***** Given records *****

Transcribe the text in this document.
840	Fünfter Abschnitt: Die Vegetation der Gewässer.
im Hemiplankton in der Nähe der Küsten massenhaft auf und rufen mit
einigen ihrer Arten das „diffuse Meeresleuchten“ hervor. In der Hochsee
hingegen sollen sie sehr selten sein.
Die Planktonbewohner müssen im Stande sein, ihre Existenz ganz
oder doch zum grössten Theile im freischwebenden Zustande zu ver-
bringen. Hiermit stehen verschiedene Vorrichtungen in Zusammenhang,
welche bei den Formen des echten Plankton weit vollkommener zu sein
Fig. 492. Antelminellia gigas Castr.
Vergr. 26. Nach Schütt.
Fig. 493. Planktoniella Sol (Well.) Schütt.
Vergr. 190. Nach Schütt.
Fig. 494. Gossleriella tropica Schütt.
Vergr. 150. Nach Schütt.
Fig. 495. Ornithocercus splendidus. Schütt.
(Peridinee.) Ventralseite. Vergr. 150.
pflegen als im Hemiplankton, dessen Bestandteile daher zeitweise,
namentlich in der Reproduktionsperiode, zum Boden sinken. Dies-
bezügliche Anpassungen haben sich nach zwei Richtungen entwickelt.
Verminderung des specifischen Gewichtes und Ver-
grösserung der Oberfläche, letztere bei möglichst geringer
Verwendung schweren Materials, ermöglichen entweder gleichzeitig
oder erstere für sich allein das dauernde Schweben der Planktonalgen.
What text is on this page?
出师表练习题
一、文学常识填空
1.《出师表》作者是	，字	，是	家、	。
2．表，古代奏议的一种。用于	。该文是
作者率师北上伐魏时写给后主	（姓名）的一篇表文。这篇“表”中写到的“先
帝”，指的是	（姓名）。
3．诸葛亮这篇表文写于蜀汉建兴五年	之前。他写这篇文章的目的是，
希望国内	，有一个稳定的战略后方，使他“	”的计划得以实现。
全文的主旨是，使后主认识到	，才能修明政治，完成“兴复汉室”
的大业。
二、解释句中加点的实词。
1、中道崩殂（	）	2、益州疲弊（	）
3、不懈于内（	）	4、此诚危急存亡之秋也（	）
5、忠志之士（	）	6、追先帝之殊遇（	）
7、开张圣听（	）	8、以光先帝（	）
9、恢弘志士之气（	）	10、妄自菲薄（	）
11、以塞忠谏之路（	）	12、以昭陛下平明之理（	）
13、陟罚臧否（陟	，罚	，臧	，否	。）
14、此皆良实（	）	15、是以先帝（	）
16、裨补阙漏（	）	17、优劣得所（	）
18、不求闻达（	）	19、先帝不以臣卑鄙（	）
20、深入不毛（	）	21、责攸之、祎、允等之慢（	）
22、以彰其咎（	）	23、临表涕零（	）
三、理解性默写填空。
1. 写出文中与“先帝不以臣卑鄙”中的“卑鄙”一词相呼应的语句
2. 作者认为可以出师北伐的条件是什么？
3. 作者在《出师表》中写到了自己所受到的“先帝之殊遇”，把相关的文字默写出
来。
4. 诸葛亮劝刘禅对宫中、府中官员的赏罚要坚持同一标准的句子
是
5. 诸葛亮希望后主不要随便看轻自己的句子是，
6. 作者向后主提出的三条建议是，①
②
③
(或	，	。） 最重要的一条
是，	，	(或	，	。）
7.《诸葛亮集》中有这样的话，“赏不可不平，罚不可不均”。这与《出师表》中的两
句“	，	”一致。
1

*****

→ Set exercise: Restate the data above word for word, please.

→ The answer:
Transcribe the text in this document.
840	Fünfter Abschnitt: Die Vegetation der Gewässer.
im Hemiplankton in der Nähe der Küsten massenhaft auf und rufen mit
einigen ihrer Arten das „diffuse Meeresleuchten“ hervor. In der Hochsee
hingegen sollen sie sehr selten sein.
Die Planktonbewohner müssen im Stande sein, ihre Existenz ganz
oder doch zum grössten Theile im freischwebenden Zustande zu ver-
bringen. Hiermit stehen verschiedene Vorrichtungen in Zusammenhang,
welche bei den Formen des echten Plankton weit vollkommener zu sein
Fig. 492. Antelminellia gigas Castr.
Vergr. 26. Nach Schütt.
Fig. 493. Planktoniella Sol (Well.) Schütt.
Vergr. 190. Nach Schütt.
Fig. 494. Gossleriella tropica Schütt.
Vergr. 150. Nach Schütt.
Fig. 495. Ornithocercus splendidus. Schütt.
(Peridinee.) Ventralseite. Vergr. 150.
pflegen als im Hemiplankton, dessen Bestandteile daher zeitweise,
namentlich in der Reproduktionsperiode, zum Boden sinken. Dies-
bezügliche Anpassungen haben sich nach zwei Richtungen entwickelt.
Verminderung des specifischen Gewichtes und Ver-
grösserung der Oberfläche, letztere bei möglichst geringer
Verwendung schweren Materials, ermöglichen entweder gleichzeitig
oder erstere für sich allein das dauernde Schweben der Planktonalgen.
What text is on this page?
出师表练习题
一、文学常识填空
1.《出师表》作者是	，字	，是	家、	。
2．表，古代奏议的一种。用于	。该文是
作者率师北上伐魏时写给后主	（姓名）的一篇表文。这篇“表”中写到的“先
帝”，指的是	（姓名）。
3．诸葛亮这篇表文写于蜀汉建兴五年	之前。他写这篇文章的目的是，
希望国内	，有一个稳定的战略后方，使他“	”的计划得以实现。
全文的主旨是，使后主认识到	，才能修明政治，完成“兴复汉室”
的大业。
二、解释句中加点的实词。
1、中道崩殂（	）	2、益州疲弊（	）
3、不懈于内（	）	4、此诚危急存亡之秋也（	）
5、忠志之士（	）	6、追先帝之殊遇（	）
7、开张圣听（	）	8、以光先帝（	）
9、恢弘志士之气（	）	10、妄自菲薄（	）
11、以塞忠谏之路（	）	12、以昭陛下平明之理（	）
13、陟罚臧否（陟	，罚	，臧	，否	。）
14、此皆良实（	）	15、是以先帝（	）
16、裨补阙漏（	）	17、优劣得所（	）
18、不求闻达（	）	19、先帝不以臣卑鄙（	）
20、深入不毛（	）	21、责攸之、祎、允等之慢（	）
22、以彰其咎（	）	23、临表涕零（	）
三、理解性默写填空。
1. 写出文中与“先帝不以臣卑鄙”中的“卑鄙”一词相呼应的语句
2. 作者认为可以出师北伐的条件是什么？
3. 作者在《出师表》中写到了自己所受到的“先帝之殊遇”，把相关的文字默写出
来。
4. 诸葛亮劝刘禅对宫中、府中官员的赏罚要坚持同一标准的句子
是
5. 诸葛亮希望后主不要随便看轻自己的句子是，
6. 作者向后主提出的三条建议是，①
②
③
(或	，	。） 最重要的一条
是，	，	(或	，	。）
7.《诸葛亮集》中有这样的话，“赏不可不平，罚不可不均”。这与《出师表》中的两
句“	，	”一致。
1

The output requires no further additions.